Of the lines in the entries below, state how many hold the word "label". Say nothing else.

┌──

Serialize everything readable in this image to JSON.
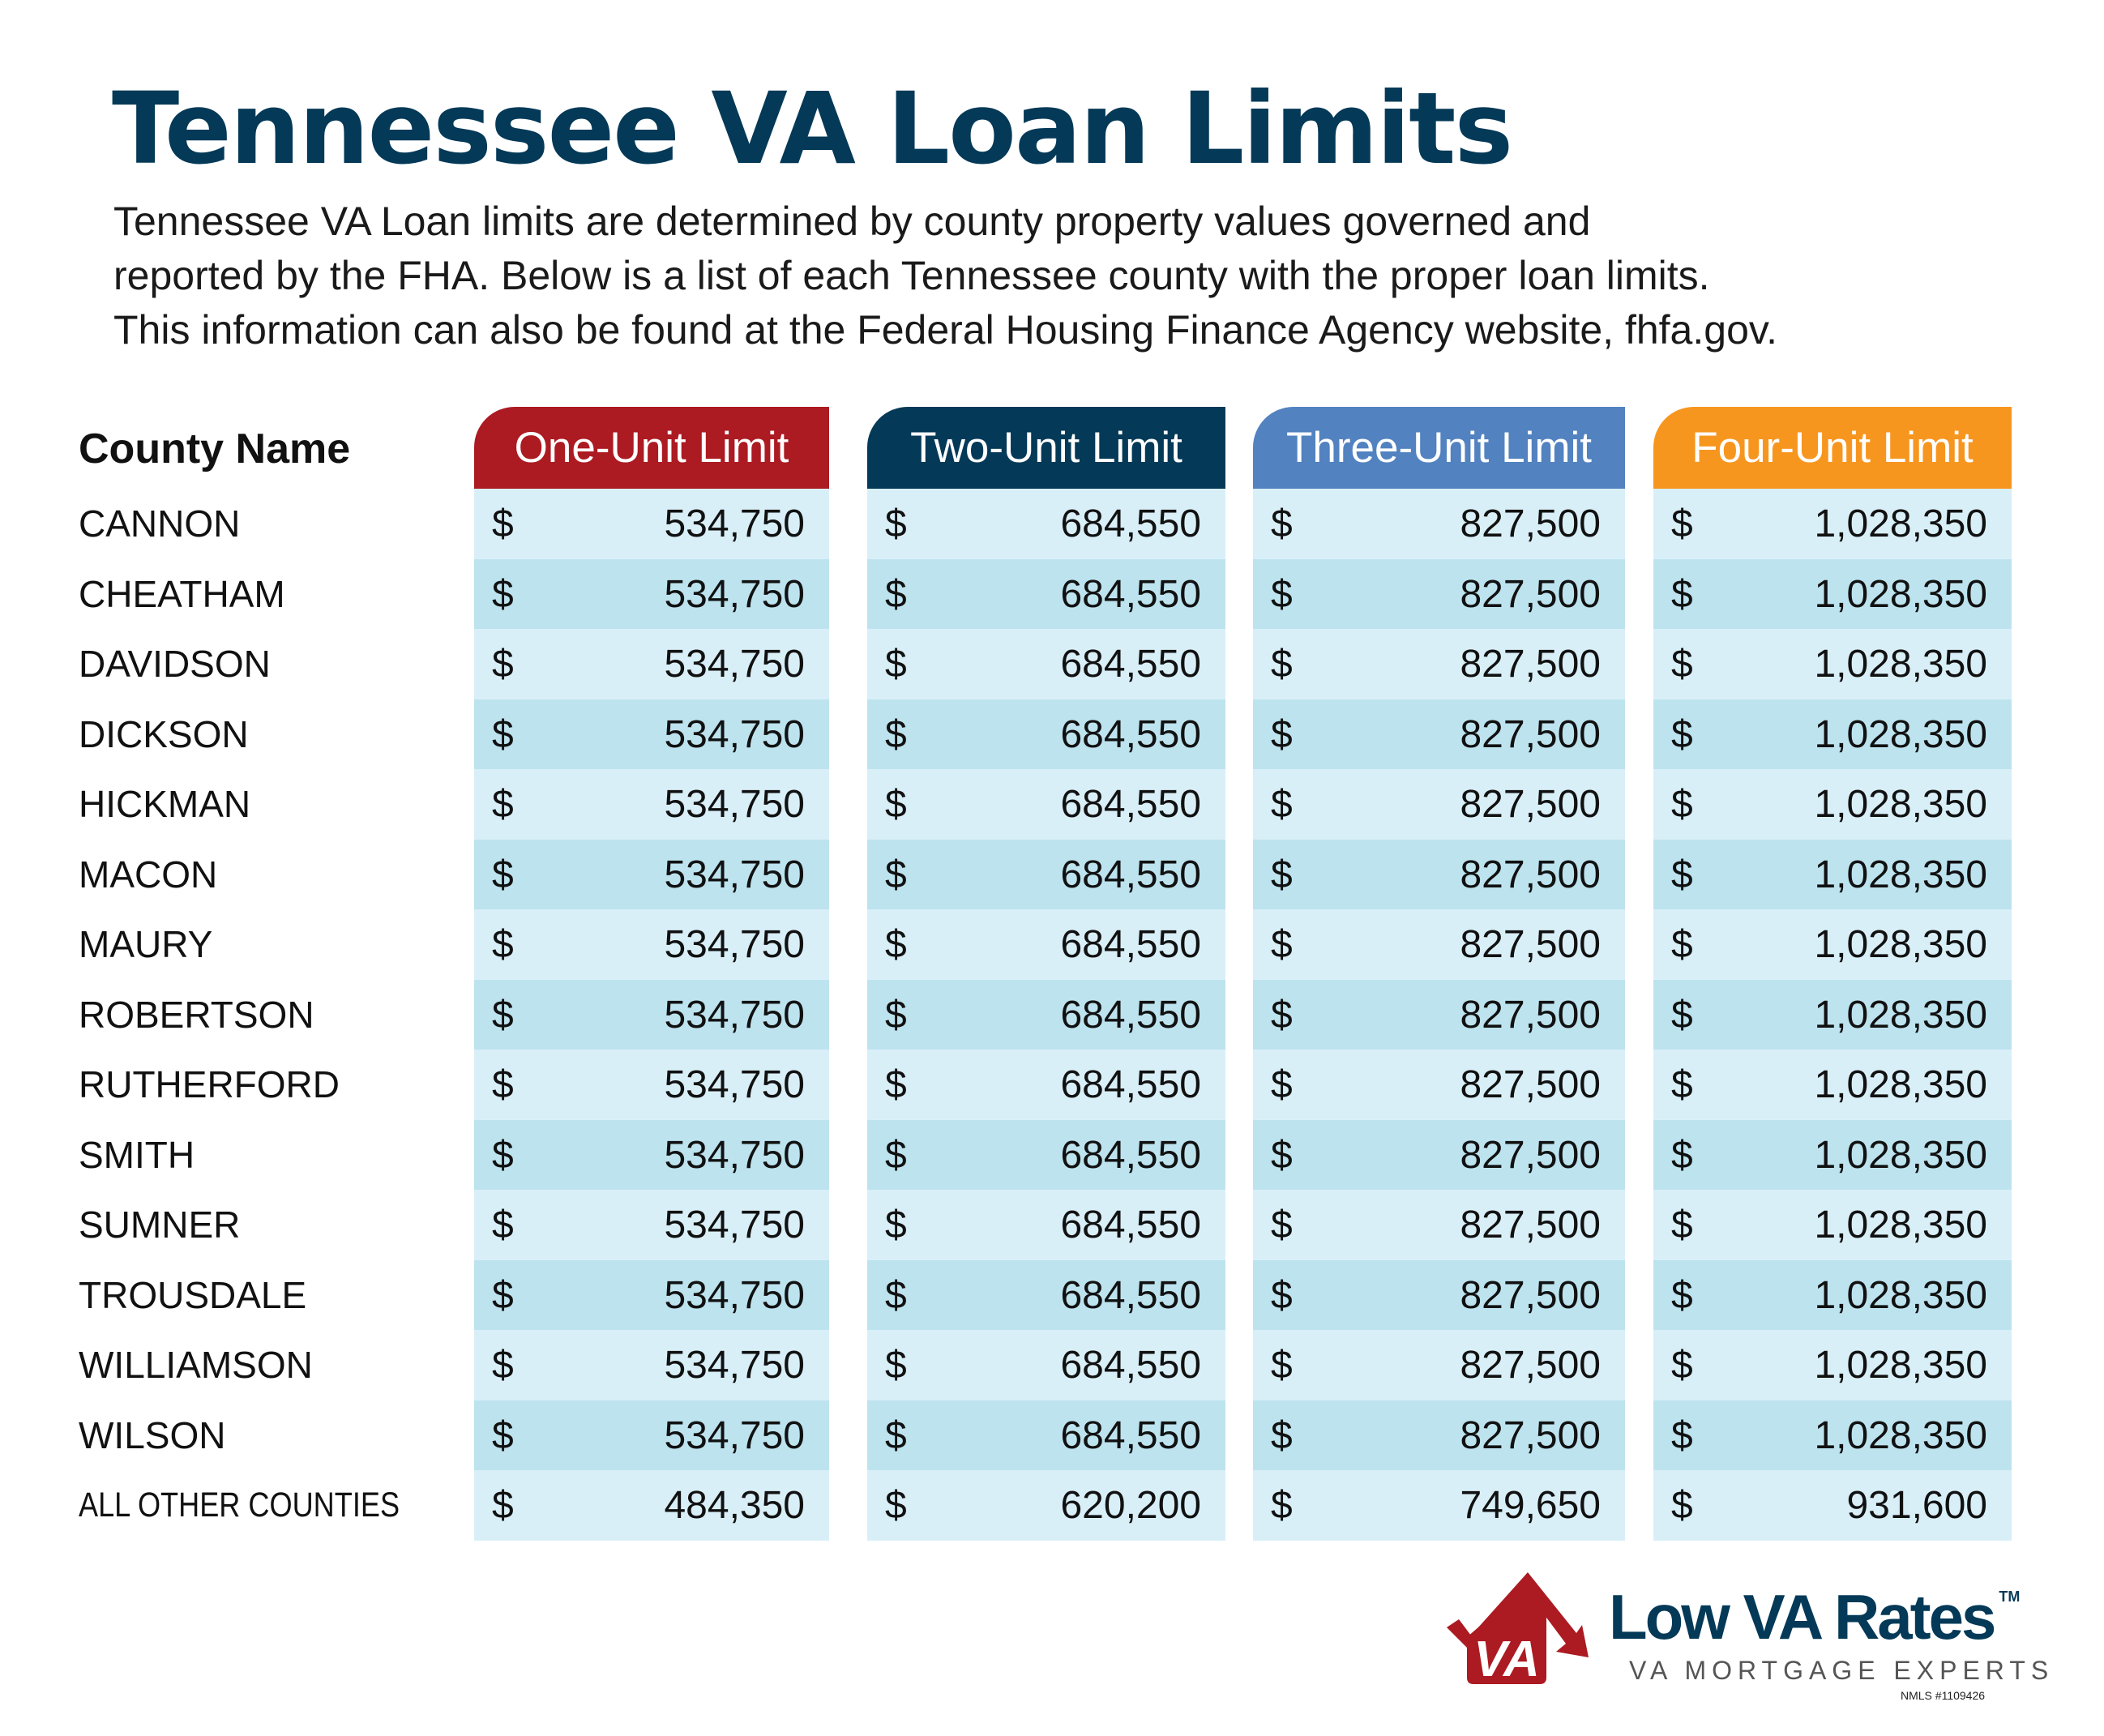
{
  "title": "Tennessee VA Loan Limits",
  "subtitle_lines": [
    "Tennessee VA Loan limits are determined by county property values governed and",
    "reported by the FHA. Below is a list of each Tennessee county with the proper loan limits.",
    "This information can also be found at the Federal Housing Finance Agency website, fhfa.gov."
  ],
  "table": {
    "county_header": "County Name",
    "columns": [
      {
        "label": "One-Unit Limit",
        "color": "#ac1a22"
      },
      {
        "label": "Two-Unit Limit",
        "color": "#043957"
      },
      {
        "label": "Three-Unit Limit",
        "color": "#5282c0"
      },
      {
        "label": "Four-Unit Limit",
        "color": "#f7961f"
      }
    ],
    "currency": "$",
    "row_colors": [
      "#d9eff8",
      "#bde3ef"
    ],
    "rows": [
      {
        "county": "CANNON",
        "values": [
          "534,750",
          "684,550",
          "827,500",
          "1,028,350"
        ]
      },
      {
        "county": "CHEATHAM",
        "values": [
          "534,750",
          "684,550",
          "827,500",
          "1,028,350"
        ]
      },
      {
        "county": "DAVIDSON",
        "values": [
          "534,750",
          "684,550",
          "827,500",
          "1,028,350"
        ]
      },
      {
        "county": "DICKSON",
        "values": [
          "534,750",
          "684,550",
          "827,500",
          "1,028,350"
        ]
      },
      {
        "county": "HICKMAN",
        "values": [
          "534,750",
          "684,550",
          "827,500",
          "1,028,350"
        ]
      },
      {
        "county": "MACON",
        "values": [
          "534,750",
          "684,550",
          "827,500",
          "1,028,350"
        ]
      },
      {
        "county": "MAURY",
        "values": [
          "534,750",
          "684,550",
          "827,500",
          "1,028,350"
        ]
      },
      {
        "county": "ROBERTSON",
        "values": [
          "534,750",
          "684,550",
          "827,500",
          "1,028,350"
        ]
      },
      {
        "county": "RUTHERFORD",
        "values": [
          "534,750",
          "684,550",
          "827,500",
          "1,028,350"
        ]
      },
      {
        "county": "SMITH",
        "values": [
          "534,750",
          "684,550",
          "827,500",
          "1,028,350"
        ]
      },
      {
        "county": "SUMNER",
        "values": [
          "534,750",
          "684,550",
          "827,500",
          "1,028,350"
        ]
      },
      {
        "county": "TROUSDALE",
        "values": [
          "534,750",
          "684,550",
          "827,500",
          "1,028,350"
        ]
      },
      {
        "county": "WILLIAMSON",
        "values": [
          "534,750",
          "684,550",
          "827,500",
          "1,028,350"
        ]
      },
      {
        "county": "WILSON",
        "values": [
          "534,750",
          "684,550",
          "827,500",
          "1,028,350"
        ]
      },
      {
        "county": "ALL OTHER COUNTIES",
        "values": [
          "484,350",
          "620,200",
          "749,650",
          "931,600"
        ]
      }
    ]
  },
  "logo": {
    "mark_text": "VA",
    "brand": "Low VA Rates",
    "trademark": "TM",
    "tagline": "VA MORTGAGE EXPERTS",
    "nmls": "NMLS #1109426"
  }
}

└──

#### [SOLUTION]
4